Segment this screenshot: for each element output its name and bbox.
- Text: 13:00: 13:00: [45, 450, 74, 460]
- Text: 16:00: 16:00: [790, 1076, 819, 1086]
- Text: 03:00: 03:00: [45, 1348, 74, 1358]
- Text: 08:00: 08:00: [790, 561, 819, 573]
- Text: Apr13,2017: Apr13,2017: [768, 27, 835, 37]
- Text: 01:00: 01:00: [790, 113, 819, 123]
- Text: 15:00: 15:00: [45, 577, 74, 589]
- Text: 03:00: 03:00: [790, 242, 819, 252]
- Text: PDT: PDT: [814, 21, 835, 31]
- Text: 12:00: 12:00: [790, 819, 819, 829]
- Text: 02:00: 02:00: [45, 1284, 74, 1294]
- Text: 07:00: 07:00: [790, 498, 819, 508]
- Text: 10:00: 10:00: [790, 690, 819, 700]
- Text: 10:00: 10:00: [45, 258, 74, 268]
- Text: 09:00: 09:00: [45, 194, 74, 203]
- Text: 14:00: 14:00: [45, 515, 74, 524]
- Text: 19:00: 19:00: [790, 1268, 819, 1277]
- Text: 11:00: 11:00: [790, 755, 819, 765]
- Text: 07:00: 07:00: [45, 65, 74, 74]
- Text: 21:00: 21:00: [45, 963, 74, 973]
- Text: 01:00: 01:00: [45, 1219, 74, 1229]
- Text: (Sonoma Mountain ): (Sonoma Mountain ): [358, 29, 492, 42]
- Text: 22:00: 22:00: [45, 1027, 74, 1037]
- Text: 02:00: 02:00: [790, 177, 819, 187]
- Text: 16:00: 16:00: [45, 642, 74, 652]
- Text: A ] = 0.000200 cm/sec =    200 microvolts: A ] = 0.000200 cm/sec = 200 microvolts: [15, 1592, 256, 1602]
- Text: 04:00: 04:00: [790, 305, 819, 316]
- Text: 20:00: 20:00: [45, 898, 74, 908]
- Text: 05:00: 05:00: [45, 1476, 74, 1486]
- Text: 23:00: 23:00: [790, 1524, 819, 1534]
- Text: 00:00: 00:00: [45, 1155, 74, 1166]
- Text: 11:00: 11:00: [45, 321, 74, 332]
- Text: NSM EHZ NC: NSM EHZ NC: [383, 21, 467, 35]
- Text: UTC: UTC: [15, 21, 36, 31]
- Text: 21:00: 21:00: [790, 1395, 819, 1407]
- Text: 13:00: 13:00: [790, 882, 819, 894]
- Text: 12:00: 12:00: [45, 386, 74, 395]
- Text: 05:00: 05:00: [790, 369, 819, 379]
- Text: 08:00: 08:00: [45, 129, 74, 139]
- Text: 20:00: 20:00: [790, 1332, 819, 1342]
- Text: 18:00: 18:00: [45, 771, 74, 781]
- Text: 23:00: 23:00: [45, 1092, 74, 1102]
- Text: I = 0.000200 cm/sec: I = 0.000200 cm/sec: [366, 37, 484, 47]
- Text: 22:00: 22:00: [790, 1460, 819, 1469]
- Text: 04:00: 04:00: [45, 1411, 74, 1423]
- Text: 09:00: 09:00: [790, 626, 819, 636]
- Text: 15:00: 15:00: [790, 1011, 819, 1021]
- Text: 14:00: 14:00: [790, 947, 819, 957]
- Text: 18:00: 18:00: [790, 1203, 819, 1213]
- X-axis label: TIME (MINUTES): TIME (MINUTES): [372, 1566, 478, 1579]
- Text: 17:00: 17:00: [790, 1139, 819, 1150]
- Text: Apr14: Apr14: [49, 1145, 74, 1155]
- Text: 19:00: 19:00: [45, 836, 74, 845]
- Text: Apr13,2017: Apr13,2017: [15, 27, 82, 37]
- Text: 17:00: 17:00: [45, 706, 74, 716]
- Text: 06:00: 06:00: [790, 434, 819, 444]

◆ Exercise directions ◆
Please render the lines above as a numbered list, leaving out any blank lines.

◆ Exercise solution ◆
1. Segment this screenshot: for each element output its name and bbox.
2. - Text: 13:00: 13:00: [45, 450, 74, 460]
3. - Text: 16:00: 16:00: [790, 1076, 819, 1086]
4. - Text: 03:00: 03:00: [45, 1348, 74, 1358]
5. - Text: 08:00: 08:00: [790, 561, 819, 573]
6. - Text: Apr13,2017: Apr13,2017: [768, 27, 835, 37]
7. - Text: 01:00: 01:00: [790, 113, 819, 123]
8. - Text: 15:00: 15:00: [45, 577, 74, 589]
9. - Text: 03:00: 03:00: [790, 242, 819, 252]
10. - Text: PDT: PDT: [814, 21, 835, 31]
11. - Text: 12:00: 12:00: [790, 819, 819, 829]
12. - Text: 02:00: 02:00: [45, 1284, 74, 1294]
13. - Text: 07:00: 07:00: [790, 498, 819, 508]
14. - Text: 10:00: 10:00: [790, 690, 819, 700]
15. - Text: 10:00: 10:00: [45, 258, 74, 268]
16. - Text: 09:00: 09:00: [45, 194, 74, 203]
17. - Text: 14:00: 14:00: [45, 515, 74, 524]
18. - Text: 19:00: 19:00: [790, 1268, 819, 1277]
19. - Text: 11:00: 11:00: [790, 755, 819, 765]
20. - Text: 07:00: 07:00: [45, 65, 74, 74]
21. - Text: 21:00: 21:00: [45, 963, 74, 973]
22. - Text: 01:00: 01:00: [45, 1219, 74, 1229]
23. - Text: (Sonoma Mountain ): (Sonoma Mountain ): [358, 29, 492, 42]
24. - Text: 22:00: 22:00: [45, 1027, 74, 1037]
25. - Text: 02:00: 02:00: [790, 177, 819, 187]
26. - Text: 16:00: 16:00: [45, 642, 74, 652]
27. - Text: A ] = 0.000200 cm/sec =    200 microvolts: A ] = 0.000200 cm/sec = 200 microvolts: [15, 1592, 256, 1602]
28. - Text: 04:00: 04:00: [790, 305, 819, 316]
29. - Text: 20:00: 20:00: [45, 898, 74, 908]
30. - Text: 05:00: 05:00: [45, 1476, 74, 1486]
31. - Text: 23:00: 23:00: [790, 1524, 819, 1534]
32. - Text: 00:00: 00:00: [45, 1155, 74, 1166]
33. - Text: 11:00: 11:00: [45, 321, 74, 332]
34. - Text: NSM EHZ NC: NSM EHZ NC: [383, 21, 467, 35]
35. - Text: UTC: UTC: [15, 21, 36, 31]
36. - Text: 21:00: 21:00: [790, 1395, 819, 1407]
37. - Text: 13:00: 13:00: [790, 882, 819, 894]
38. - Text: 12:00: 12:00: [45, 386, 74, 395]
39. - Text: 05:00: 05:00: [790, 369, 819, 379]
40. - Text: 08:00: 08:00: [45, 129, 74, 139]
41. - Text: 20:00: 20:00: [790, 1332, 819, 1342]
42. - Text: 18:00: 18:00: [45, 771, 74, 781]
43. - Text: 23:00: 23:00: [45, 1092, 74, 1102]
44. - Text: I = 0.000200 cm/sec: I = 0.000200 cm/sec: [366, 37, 484, 47]
45. - Text: 22:00: 22:00: [790, 1460, 819, 1469]
46. - Text: 04:00: 04:00: [45, 1411, 74, 1423]
47. - Text: 09:00: 09:00: [790, 626, 819, 636]
48. - Text: 15:00: 15:00: [790, 1011, 819, 1021]
49. - Text: 14:00: 14:00: [790, 947, 819, 957]
50. - Text: 18:00: 18:00: [790, 1203, 819, 1213]
51. - X-axis label: TIME (MINUTES): TIME (MINUTES): [372, 1566, 478, 1579]
52. - Text: 17:00: 17:00: [790, 1139, 819, 1150]
53. - Text: Apr14: Apr14: [49, 1145, 74, 1155]
54. - Text: 19:00: 19:00: [45, 836, 74, 845]
55. - Text: Apr13,2017: Apr13,2017: [15, 27, 82, 37]
56. - Text: 17:00: 17:00: [45, 706, 74, 716]
57. - Text: 06:00: 06:00: [790, 434, 819, 444]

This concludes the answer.